DOCUMENT SEGMENT ->
# December Photo Comp



## sbd (Aug 18, 2006)

Thanks to MYTACKLE AUSTRALIA, it's time to open the December 2011 Photo Comp. Get your photos in!

As always, entries will run until the end of the month, and winners will be decided by member's votes. This month's cutoff is the 1st of January 2012, and voting will commence shortly after. Your photograph needs to have been taken during the month of December only.

Rules refresher:
# Once everyone has entered their photos, I'll create a visual poll for eligible entries and members can select their TOP 3.
# The winner of the voting will win a a prize from MYYACKLE AUSTRALIA.
# You are permitted to enter multiple photos, but please if you do, ENTER EACH PHOTO AS A SEPARATE POST.
# Please supply a title, and a one line description of your photo, or a link to a trip report.
# Please don't use this competition as a marketing exercise to push your sponsor's product.
# Photos should be directly related to kayak fishing.

Other fine print:

# Only members with >50 posts AND 3 months membership will be eligible to enter the MYTACKLE AUSTRALIA Photo Comp
# Members will only be eligible to win one prize in any 12 month period. Members can however enter as many photos in as many comps as they would like.

Snap to it!


----------



## paddlepop (May 12, 2007)

taken on a beautiful day out from Aldinga Beach, south of Adelaide with the bonus of catch and release fish as well

pete


----------



## skorgard (Oct 6, 2007)

RECORD SET ->
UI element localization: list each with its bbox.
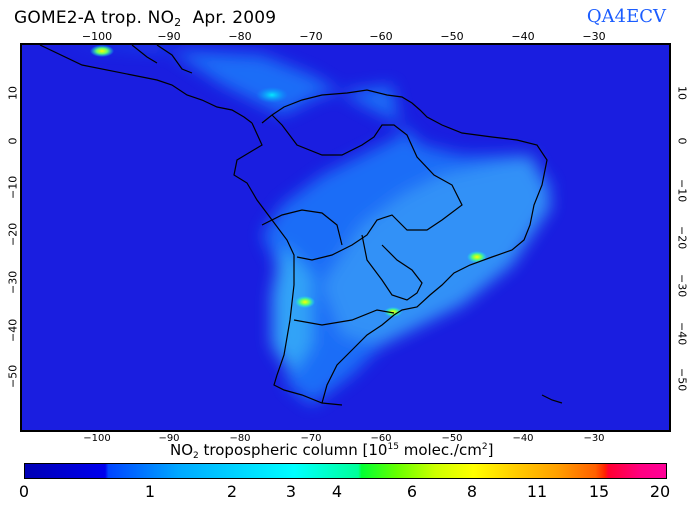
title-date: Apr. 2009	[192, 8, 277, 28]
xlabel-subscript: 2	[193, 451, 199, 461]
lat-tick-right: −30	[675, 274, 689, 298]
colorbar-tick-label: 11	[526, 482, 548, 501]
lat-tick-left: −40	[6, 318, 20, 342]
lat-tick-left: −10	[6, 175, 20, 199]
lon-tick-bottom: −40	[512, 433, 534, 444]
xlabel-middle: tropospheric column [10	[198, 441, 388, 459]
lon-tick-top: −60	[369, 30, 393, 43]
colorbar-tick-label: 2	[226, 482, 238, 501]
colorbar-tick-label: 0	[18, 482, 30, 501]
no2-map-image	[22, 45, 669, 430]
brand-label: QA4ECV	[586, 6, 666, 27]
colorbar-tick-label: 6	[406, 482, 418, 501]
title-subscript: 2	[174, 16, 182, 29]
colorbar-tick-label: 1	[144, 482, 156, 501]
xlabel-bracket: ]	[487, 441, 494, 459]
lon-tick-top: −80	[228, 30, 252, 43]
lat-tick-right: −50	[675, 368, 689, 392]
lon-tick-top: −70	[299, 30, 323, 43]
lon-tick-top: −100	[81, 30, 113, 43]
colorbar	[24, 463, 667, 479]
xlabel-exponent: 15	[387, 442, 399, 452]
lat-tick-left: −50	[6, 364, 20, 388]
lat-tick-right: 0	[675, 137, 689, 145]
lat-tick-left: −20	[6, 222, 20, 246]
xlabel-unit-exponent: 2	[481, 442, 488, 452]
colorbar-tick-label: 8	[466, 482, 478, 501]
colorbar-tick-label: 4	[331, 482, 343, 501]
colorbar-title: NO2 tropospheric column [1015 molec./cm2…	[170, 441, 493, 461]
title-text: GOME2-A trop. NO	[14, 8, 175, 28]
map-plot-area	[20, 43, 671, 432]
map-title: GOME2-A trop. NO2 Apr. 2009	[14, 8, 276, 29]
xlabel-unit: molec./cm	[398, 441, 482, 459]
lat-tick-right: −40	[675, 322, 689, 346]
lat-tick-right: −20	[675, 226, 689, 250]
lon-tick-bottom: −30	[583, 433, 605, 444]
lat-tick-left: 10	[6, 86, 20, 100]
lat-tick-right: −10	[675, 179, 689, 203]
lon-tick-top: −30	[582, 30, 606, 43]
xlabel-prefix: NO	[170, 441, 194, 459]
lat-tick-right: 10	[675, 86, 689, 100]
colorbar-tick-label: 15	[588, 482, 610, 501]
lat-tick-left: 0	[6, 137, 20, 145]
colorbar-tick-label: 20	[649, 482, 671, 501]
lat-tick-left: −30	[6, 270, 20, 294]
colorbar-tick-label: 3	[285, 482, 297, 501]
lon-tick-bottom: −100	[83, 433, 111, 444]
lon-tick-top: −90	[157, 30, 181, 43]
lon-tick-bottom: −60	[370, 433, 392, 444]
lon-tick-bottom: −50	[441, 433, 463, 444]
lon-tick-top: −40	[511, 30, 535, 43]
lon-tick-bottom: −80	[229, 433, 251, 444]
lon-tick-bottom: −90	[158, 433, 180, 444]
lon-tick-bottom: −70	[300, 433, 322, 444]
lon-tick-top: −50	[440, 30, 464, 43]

==

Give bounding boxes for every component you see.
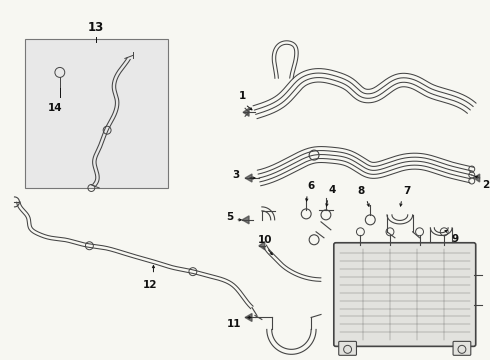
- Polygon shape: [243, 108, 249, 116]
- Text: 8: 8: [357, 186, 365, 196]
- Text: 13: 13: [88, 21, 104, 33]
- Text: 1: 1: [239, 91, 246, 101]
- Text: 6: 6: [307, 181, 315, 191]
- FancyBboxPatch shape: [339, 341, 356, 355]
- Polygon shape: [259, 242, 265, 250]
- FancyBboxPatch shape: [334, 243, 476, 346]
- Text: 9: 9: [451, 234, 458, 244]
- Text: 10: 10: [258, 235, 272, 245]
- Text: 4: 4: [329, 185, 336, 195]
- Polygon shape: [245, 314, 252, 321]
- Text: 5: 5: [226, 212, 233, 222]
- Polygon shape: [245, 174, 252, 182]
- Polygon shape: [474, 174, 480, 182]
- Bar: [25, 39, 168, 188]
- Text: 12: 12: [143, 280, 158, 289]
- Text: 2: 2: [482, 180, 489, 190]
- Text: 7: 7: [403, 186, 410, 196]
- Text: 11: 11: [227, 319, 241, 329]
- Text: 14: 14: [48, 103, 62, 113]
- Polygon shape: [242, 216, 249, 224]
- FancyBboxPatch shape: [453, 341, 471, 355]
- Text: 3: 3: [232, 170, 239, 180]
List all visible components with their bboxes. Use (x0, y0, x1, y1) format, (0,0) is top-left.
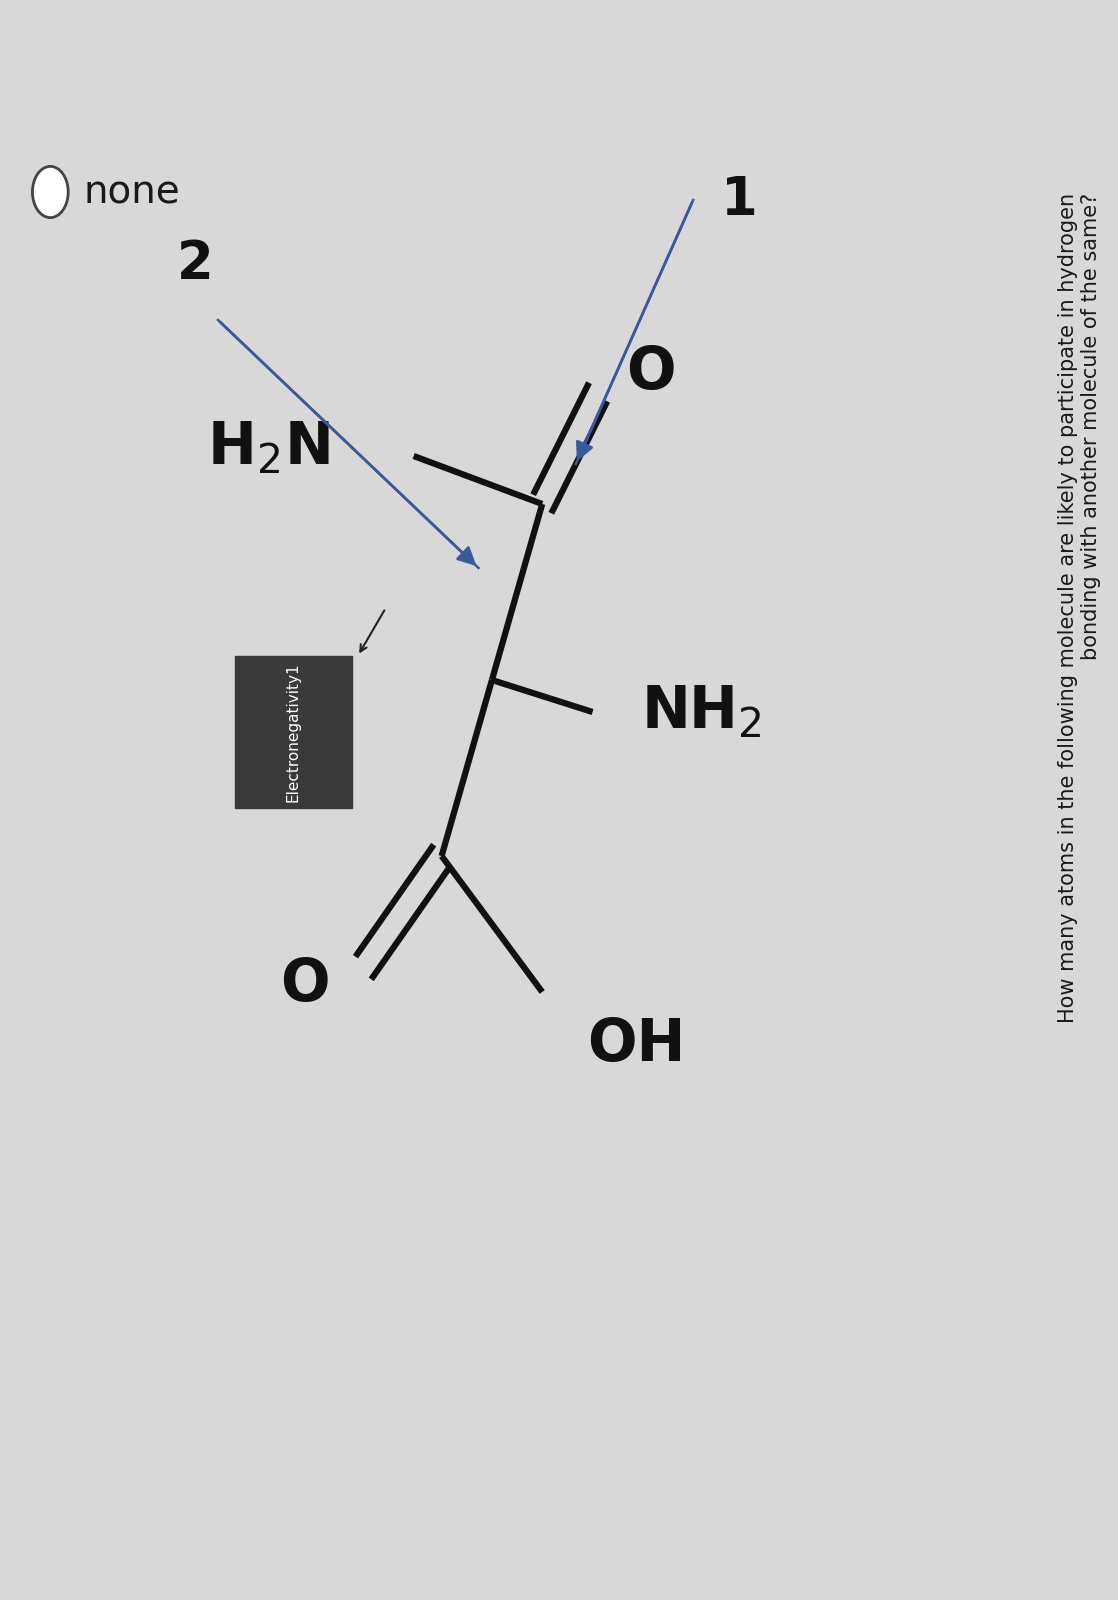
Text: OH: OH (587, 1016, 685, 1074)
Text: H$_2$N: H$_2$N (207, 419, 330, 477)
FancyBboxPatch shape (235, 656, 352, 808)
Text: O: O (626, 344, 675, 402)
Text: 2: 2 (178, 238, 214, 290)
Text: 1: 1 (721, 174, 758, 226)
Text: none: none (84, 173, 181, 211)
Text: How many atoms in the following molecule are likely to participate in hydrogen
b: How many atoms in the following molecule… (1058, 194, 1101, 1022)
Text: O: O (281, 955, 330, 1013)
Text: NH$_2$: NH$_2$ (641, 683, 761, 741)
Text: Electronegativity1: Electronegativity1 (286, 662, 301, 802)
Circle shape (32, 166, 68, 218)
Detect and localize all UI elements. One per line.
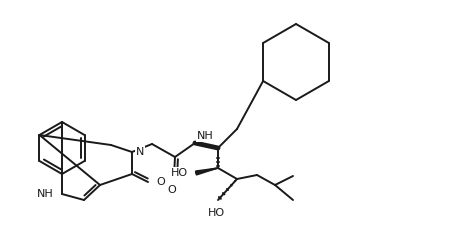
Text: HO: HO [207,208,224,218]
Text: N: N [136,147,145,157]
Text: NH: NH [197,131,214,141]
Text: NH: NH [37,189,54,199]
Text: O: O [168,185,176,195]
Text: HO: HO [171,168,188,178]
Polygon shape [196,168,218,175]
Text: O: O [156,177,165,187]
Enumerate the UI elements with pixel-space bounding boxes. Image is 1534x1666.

--

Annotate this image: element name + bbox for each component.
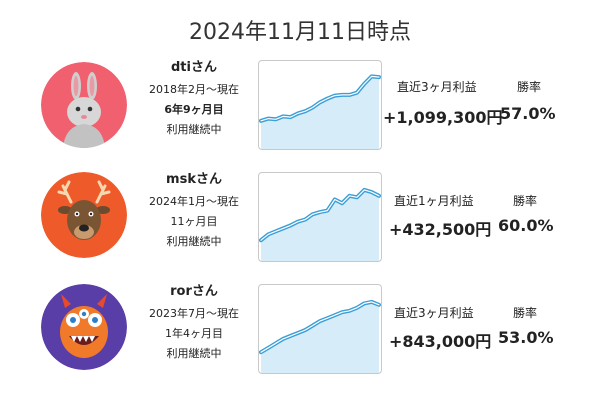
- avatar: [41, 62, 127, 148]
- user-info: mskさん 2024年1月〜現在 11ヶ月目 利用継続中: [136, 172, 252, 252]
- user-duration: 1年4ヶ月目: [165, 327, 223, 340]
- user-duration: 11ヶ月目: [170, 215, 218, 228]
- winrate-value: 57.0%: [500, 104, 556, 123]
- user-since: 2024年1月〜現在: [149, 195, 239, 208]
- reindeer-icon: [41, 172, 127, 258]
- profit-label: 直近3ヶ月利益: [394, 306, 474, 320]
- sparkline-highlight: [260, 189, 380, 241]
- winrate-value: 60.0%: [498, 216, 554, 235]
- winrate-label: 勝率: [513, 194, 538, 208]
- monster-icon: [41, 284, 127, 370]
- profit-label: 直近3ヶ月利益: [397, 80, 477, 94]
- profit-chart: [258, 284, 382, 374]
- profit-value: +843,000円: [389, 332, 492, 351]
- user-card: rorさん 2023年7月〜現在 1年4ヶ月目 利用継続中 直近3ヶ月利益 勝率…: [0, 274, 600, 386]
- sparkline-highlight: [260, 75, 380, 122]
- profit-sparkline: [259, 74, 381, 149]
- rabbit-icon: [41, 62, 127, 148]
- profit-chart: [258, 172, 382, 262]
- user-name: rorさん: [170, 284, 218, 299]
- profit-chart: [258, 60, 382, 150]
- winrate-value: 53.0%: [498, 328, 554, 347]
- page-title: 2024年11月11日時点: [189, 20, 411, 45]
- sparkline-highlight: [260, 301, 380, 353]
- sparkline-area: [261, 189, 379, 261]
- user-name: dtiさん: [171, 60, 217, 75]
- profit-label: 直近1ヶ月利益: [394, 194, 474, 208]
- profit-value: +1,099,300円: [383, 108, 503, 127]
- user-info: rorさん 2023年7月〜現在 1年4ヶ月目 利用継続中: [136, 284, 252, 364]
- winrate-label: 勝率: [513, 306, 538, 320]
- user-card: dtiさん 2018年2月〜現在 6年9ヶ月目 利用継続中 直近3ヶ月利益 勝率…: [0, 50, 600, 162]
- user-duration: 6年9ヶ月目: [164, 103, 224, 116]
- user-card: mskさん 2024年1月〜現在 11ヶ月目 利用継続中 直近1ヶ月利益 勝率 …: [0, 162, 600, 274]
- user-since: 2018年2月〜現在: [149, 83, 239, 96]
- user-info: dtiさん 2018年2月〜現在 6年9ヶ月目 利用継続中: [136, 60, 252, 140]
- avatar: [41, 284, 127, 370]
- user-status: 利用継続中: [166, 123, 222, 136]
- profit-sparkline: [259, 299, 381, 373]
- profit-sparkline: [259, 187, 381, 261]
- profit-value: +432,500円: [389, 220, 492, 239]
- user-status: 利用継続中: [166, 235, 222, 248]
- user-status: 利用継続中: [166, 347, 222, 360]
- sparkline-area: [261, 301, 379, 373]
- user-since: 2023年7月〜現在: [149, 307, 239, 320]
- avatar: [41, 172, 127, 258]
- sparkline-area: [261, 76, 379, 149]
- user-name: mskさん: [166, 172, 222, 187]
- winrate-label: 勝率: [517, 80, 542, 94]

WHAT THE TASK ASKS -> Could you write out the December photo comp post again from "Thanks to MYTACKLE" to "their TOP 3.", swapping every "entries" for "submissions"?

CORRECT ANSWER ->
Thanks to MYTACKLE AUSTRALIA, it's time to open the December 2011 Photo Comp. Get your photos in!

As always, submissions will run until the end of the month, and winners will be decided by member's votes. This month's cutoff is the 1st of January 2012, and voting will commence shortly after. Your photograph needs to have been taken during the month of December only.

Rules refresher:
# Once everyone has entered their photos, I'll create a visual poll for eligible submissions and members can select their TOP 3.